Dataset rows about figures
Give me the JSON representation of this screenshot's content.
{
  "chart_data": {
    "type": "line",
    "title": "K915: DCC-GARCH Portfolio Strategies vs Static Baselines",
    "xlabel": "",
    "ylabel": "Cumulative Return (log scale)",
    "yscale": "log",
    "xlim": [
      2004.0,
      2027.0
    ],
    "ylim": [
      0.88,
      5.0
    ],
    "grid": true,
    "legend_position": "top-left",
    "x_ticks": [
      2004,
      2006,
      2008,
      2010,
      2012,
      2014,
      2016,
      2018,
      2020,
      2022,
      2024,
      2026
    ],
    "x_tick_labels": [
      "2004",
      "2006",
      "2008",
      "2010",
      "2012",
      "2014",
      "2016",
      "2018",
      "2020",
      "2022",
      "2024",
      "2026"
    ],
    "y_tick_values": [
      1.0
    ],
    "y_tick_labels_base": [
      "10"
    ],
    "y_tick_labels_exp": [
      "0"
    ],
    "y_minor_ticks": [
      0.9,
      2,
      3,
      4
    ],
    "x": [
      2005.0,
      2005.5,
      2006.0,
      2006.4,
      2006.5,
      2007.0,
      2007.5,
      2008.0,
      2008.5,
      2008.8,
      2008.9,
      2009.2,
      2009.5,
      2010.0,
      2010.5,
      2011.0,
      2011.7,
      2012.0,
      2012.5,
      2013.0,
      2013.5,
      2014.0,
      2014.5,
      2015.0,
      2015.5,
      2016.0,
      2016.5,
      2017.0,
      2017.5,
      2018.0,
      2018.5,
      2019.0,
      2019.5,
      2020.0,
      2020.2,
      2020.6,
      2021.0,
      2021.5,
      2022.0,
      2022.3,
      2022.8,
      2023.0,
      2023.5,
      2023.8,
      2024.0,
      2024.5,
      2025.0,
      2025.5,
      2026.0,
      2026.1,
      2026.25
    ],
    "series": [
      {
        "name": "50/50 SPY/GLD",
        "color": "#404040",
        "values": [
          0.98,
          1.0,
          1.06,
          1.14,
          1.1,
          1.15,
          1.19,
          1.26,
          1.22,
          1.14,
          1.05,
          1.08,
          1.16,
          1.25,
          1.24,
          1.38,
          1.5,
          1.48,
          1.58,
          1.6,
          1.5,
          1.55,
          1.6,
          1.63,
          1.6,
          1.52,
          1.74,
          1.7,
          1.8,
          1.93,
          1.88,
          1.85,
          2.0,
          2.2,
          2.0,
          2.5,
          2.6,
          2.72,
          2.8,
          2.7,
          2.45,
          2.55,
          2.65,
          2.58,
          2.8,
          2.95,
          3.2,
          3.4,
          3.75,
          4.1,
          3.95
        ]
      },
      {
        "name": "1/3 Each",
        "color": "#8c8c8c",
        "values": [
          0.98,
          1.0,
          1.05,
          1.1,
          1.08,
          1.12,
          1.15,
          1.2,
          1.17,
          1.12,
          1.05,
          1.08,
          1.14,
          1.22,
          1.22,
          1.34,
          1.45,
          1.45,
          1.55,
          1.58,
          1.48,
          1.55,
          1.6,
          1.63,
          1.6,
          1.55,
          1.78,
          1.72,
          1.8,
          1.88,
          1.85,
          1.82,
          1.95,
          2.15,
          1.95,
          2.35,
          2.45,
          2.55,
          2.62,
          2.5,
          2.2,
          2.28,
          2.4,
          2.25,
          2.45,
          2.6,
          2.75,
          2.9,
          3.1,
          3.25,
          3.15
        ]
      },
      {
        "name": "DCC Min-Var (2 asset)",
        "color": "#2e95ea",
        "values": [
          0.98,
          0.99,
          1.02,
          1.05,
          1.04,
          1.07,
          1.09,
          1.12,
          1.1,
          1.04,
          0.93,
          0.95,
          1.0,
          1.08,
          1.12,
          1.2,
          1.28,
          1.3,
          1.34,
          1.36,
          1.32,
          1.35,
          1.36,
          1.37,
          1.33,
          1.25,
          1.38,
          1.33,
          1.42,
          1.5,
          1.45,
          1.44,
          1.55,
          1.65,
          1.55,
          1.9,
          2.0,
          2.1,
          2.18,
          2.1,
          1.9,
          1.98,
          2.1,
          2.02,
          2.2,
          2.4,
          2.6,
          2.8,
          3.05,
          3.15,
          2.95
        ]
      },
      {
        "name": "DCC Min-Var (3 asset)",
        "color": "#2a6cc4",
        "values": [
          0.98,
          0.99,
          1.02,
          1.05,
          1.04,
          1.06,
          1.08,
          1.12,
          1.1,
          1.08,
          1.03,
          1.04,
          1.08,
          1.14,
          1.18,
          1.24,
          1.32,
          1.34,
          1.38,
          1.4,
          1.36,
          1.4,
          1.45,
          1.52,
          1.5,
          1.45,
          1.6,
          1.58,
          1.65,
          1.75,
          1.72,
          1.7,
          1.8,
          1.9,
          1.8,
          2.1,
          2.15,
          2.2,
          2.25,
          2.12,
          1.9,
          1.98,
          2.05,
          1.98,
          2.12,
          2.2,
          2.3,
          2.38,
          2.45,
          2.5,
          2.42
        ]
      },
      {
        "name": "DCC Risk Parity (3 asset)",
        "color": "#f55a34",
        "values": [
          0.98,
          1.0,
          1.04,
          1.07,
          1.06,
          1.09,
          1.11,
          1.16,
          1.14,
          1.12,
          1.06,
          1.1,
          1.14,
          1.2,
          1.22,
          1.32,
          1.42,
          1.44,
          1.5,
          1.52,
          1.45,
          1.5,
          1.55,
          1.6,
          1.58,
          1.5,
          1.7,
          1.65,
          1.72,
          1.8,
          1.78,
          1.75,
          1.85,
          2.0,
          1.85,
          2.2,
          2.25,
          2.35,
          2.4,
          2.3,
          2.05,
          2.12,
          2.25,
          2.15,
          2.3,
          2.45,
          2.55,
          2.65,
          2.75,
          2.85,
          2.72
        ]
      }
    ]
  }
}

# What to work on
Give the listing above again, word for word.

# Full output
Give me the JSON representation of this screenshot's content.
{
  "chart_data": {
    "type": "line",
    "title": "K915: DCC-GARCH Portfolio Strategies vs Static Baselines",
    "xlabel": "",
    "ylabel": "Cumulative Return (log scale)",
    "yscale": "log",
    "xlim": [
      2004.0,
      2027.0
    ],
    "ylim": [
      0.88,
      5.0
    ],
    "grid": true,
    "legend_position": "top-left",
    "x_ticks": [
      2004,
      2006,
      2008,
      2010,
      2012,
      2014,
      2016,
      2018,
      2020,
      2022,
      2024,
      2026
    ],
    "x_tick_labels": [
      "2004",
      "2006",
      "2008",
      "2010",
      "2012",
      "2014",
      "2016",
      "2018",
      "2020",
      "2022",
      "2024",
      "2026"
    ],
    "y_tick_values": [
      1.0
    ],
    "y_tick_labels_base": [
      "10"
    ],
    "y_tick_labels_exp": [
      "0"
    ],
    "y_minor_ticks": [
      0.9,
      2,
      3,
      4
    ],
    "x": [
      2005.0,
      2005.5,
      2006.0,
      2006.4,
      2006.5,
      2007.0,
      2007.5,
      2008.0,
      2008.5,
      2008.8,
      2008.9,
      2009.2,
      2009.5,
      2010.0,
      2010.5,
      2011.0,
      2011.7,
      2012.0,
      2012.5,
      2013.0,
      2013.5,
      2014.0,
      2014.5,
      2015.0,
      2015.5,
      2016.0,
      2016.5,
      2017.0,
      2017.5,
      2018.0,
      2018.5,
      2019.0,
      2019.5,
      2020.0,
      2020.2,
      2020.6,
      2021.0,
      2021.5,
      2022.0,
      2022.3,
      2022.8,
      2023.0,
      2023.5,
      2023.8,
      2024.0,
      2024.5,
      2025.0,
      2025.5,
      2026.0,
      2026.1,
      2026.25
    ],
    "series": [
      {
        "name": "50/50 SPY/GLD",
        "color": "#404040",
        "values": [
          0.98,
          1.0,
          1.06,
          1.14,
          1.1,
          1.15,
          1.19,
          1.26,
          1.22,
          1.14,
          1.05,
          1.08,
          1.16,
          1.25,
          1.24,
          1.38,
          1.5,
          1.48,
          1.58,
          1.6,
          1.5,
          1.55,
          1.6,
          1.63,
          1.6,
          1.52,
          1.74,
          1.7,
          1.8,
          1.93,
          1.88,
          1.85,
          2.0,
          2.2,
          2.0,
          2.5,
          2.6,
          2.72,
          2.8,
          2.7,
          2.45,
          2.55,
          2.65,
          2.58,
          2.8,
          2.95,
          3.2,
          3.4,
          3.75,
          4.1,
          3.95
        ]
      },
      {
        "name": "1/3 Each",
        "color": "#8c8c8c",
        "values": [
          0.98,
          1.0,
          1.05,
          1.1,
          1.08,
          1.12,
          1.15,
          1.2,
          1.17,
          1.12,
          1.05,
          1.08,
          1.14,
          1.22,
          1.22,
          1.34,
          1.45,
          1.45,
          1.55,
          1.58,
          1.48,
          1.55,
          1.6,
          1.63,
          1.6,
          1.55,
          1.78,
          1.72,
          1.8,
          1.88,
          1.85,
          1.82,
          1.95,
          2.15,
          1.95,
          2.35,
          2.45,
          2.55,
          2.62,
          2.5,
          2.2,
          2.28,
          2.4,
          2.25,
          2.45,
          2.6,
          2.75,
          2.9,
          3.1,
          3.25,
          3.15
        ]
      },
      {
        "name": "DCC Min-Var (2 asset)",
        "color": "#2e95ea",
        "values": [
          0.98,
          0.99,
          1.02,
          1.05,
          1.04,
          1.07,
          1.09,
          1.12,
          1.1,
          1.04,
          0.93,
          0.95,
          1.0,
          1.08,
          1.12,
          1.2,
          1.28,
          1.3,
          1.34,
          1.36,
          1.32,
          1.35,
          1.36,
          1.37,
          1.33,
          1.25,
          1.38,
          1.33,
          1.42,
          1.5,
          1.45,
          1.44,
          1.55,
          1.65,
          1.55,
          1.9,
          2.0,
          2.1,
          2.18,
          2.1,
          1.9,
          1.98,
          2.1,
          2.02,
          2.2,
          2.4,
          2.6,
          2.8,
          3.05,
          3.15,
          2.95
        ]
      },
      {
        "name": "DCC Min-Var (3 asset)",
        "color": "#2a6cc4",
        "values": [
          0.98,
          0.99,
          1.02,
          1.05,
          1.04,
          1.06,
          1.08,
          1.12,
          1.1,
          1.08,
          1.03,
          1.04,
          1.08,
          1.14,
          1.18,
          1.24,
          1.32,
          1.34,
          1.38,
          1.4,
          1.36,
          1.4,
          1.45,
          1.52,
          1.5,
          1.45,
          1.6,
          1.58,
          1.65,
          1.75,
          1.72,
          1.7,
          1.8,
          1.9,
          1.8,
          2.1,
          2.15,
          2.2,
          2.25,
          2.12,
          1.9,
          1.98,
          2.05,
          1.98,
          2.12,
          2.2,
          2.3,
          2.38,
          2.45,
          2.5,
          2.42
        ]
      },
      {
        "name": "DCC Risk Parity (3 asset)",
        "color": "#f55a34",
        "values": [
          0.98,
          1.0,
          1.04,
          1.07,
          1.06,
          1.09,
          1.11,
          1.16,
          1.14,
          1.12,
          1.06,
          1.1,
          1.14,
          1.2,
          1.22,
          1.32,
          1.42,
          1.44,
          1.5,
          1.52,
          1.45,
          1.5,
          1.55,
          1.6,
          1.58,
          1.5,
          1.7,
          1.65,
          1.72,
          1.8,
          1.78,
          1.75,
          1.85,
          2.0,
          1.85,
          2.2,
          2.25,
          2.35,
          2.4,
          2.3,
          2.05,
          2.12,
          2.25,
          2.15,
          2.3,
          2.45,
          2.55,
          2.65,
          2.75,
          2.85,
          2.72
        ]
      }
    ]
  }
}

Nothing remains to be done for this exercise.